**AIM OF THE TASK:** Go through the data below and gather each line containing "Inverse".

Extracted data entries:
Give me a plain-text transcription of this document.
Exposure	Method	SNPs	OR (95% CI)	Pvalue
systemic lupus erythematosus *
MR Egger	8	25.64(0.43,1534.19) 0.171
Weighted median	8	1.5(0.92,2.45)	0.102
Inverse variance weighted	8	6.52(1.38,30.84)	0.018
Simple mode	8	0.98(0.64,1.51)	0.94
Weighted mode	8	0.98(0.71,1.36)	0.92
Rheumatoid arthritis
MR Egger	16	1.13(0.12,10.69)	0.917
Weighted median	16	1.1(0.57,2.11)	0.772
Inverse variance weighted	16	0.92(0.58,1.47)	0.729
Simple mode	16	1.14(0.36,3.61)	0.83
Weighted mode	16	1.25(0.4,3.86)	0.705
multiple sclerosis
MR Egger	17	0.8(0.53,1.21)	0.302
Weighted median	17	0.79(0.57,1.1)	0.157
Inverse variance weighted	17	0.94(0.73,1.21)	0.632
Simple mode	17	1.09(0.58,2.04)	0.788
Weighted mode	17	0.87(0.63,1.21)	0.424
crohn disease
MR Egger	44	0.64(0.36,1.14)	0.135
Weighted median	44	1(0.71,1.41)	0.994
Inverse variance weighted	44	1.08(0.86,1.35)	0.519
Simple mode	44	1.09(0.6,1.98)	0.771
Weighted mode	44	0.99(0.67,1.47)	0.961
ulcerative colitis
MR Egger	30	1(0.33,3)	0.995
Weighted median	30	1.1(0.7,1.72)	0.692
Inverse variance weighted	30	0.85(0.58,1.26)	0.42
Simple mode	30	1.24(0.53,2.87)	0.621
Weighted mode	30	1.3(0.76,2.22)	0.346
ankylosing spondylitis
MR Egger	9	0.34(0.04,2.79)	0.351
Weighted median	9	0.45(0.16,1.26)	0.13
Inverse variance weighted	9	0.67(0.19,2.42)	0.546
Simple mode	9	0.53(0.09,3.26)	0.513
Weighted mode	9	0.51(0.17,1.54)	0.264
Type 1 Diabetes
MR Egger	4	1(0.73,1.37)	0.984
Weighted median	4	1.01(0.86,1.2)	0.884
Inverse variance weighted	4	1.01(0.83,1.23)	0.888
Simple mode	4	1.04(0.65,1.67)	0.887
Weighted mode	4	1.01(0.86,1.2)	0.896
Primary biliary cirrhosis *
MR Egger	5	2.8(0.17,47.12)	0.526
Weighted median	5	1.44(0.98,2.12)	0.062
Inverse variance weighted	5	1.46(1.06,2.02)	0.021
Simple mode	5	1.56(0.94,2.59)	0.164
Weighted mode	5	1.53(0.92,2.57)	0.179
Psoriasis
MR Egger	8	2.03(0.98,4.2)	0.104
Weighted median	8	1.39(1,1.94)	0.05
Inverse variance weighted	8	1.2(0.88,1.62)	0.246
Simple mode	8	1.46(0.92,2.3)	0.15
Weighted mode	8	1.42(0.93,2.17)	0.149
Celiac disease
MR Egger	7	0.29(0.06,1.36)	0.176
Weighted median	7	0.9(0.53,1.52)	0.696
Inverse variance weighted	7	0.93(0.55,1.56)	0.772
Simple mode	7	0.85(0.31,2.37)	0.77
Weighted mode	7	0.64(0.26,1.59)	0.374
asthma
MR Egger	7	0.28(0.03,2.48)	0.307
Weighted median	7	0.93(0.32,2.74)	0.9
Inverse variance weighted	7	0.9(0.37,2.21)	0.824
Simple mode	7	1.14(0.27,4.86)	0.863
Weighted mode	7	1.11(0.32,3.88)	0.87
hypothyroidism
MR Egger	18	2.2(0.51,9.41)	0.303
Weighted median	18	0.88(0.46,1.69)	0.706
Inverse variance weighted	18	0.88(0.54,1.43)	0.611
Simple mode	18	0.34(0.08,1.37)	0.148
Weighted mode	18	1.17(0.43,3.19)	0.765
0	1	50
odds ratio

**THE ANSWER:**
Inverse variance weighted	8	6.52(1.38,30.84)	0.018
Inverse variance weighted	16	0.92(0.58,1.47)	0.729
Inverse variance weighted	17	0.94(0.73,1.21)	0.632
Inverse variance weighted	44	1.08(0.86,1.35)	0.519
Inverse variance weighted	30	0.85(0.58,1.26)	0.42
Inverse variance weighted	9	0.67(0.19,2.42)	0.546
Inverse variance weighted	4	1.01(0.83,1.23)	0.888
Inverse variance weighted	5	1.46(1.06,2.02)	0.021
Inverse variance weighted	8	1.2(0.88,1.62)	0.246
Inverse variance weighted	7	0.93(0.55,1.56)	0.772
Inverse variance weighted	7	0.9(0.37,2.21)	0.824
Inverse variance weighted	18	0.88(0.54,1.43)	0.611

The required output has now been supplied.